Challenge: Look through the material below and count the lines with the string "this". Report only the count.

Items:
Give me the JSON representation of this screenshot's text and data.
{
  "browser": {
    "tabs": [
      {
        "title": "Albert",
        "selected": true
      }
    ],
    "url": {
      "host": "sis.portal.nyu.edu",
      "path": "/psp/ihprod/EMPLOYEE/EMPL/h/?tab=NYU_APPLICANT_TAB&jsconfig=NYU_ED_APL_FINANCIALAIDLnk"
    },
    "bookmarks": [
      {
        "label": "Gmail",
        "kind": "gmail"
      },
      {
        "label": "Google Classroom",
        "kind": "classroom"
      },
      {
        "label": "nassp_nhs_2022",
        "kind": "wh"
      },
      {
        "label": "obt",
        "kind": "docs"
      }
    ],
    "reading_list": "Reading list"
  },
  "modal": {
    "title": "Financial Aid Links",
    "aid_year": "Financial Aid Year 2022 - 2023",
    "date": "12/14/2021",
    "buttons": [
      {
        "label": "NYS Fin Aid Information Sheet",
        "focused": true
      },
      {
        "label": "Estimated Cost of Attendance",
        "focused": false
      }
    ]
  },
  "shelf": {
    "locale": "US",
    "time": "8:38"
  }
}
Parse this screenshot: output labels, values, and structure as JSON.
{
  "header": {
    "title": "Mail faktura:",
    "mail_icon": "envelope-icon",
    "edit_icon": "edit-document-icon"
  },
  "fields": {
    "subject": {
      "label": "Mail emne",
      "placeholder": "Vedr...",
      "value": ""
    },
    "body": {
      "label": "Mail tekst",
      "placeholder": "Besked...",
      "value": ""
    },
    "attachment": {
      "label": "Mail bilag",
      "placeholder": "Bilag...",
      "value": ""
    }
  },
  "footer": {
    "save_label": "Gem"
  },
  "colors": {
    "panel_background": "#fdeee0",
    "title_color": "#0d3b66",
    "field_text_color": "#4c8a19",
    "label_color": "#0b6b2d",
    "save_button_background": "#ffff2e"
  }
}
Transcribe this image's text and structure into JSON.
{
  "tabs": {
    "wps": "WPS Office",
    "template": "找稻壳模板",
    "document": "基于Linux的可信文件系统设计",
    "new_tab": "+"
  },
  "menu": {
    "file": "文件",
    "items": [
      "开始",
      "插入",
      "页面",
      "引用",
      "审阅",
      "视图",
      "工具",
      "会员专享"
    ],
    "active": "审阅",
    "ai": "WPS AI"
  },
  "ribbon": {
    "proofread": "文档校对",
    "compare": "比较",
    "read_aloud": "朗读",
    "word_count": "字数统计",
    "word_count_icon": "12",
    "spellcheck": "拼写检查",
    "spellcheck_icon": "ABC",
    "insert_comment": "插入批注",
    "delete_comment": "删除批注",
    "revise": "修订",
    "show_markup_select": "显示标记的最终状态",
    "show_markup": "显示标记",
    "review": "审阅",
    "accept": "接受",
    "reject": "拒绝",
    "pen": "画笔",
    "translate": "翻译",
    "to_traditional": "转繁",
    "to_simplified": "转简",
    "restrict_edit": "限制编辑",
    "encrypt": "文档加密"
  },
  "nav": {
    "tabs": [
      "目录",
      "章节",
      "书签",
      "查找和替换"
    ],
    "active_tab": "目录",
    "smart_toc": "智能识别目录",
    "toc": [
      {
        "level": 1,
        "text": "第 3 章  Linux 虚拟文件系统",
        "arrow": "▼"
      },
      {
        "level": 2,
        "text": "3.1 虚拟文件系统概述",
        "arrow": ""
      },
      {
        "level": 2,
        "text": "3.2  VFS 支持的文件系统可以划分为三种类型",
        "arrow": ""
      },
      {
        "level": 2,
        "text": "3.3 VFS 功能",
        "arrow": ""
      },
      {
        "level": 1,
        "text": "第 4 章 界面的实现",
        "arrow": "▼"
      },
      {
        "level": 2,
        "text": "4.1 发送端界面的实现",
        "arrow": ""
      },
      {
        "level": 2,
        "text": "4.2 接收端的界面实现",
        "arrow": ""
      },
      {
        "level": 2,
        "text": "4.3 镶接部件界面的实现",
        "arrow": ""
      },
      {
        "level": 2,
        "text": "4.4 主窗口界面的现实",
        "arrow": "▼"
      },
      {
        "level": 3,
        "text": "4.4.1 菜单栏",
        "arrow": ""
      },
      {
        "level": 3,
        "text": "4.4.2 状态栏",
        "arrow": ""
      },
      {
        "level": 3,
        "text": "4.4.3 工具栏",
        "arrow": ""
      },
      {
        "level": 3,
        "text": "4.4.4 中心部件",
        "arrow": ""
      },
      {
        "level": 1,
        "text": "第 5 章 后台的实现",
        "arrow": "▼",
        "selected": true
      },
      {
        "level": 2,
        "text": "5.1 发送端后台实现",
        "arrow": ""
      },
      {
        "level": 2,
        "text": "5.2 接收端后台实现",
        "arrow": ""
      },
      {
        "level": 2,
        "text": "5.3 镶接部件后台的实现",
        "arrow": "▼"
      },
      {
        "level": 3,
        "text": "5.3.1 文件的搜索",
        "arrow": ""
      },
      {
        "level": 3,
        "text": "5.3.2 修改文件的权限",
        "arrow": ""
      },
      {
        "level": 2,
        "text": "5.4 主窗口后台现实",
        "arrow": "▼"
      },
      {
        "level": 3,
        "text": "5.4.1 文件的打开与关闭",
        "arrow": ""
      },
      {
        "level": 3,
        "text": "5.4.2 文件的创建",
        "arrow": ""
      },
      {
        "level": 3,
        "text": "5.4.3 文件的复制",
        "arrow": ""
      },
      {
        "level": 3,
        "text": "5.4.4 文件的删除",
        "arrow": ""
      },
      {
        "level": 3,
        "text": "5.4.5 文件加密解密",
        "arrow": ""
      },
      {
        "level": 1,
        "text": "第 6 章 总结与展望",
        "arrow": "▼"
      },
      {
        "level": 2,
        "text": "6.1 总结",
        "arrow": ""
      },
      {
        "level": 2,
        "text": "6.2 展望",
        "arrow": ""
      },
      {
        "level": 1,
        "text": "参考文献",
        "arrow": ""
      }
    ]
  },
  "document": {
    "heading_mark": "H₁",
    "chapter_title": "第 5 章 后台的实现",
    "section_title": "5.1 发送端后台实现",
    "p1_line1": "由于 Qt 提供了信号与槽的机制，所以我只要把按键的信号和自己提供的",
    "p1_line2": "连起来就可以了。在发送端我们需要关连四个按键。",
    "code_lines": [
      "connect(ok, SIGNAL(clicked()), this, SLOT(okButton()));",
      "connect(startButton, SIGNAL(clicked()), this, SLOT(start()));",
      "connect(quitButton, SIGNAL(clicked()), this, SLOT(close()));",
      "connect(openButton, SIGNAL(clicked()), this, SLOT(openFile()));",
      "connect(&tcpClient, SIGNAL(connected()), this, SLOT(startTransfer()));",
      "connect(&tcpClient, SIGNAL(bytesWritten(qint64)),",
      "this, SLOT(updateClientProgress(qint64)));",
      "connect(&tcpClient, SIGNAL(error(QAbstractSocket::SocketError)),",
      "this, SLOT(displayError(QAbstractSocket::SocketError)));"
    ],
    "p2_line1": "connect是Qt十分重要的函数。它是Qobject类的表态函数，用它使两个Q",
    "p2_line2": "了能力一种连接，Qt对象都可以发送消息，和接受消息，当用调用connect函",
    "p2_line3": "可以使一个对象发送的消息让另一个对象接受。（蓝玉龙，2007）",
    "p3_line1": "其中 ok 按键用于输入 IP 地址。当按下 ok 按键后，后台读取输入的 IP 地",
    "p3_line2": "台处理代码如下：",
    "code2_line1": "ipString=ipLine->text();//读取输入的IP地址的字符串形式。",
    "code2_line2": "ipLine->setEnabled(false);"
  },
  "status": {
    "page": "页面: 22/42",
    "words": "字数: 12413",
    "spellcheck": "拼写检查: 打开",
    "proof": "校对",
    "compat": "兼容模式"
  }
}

The completed task: 10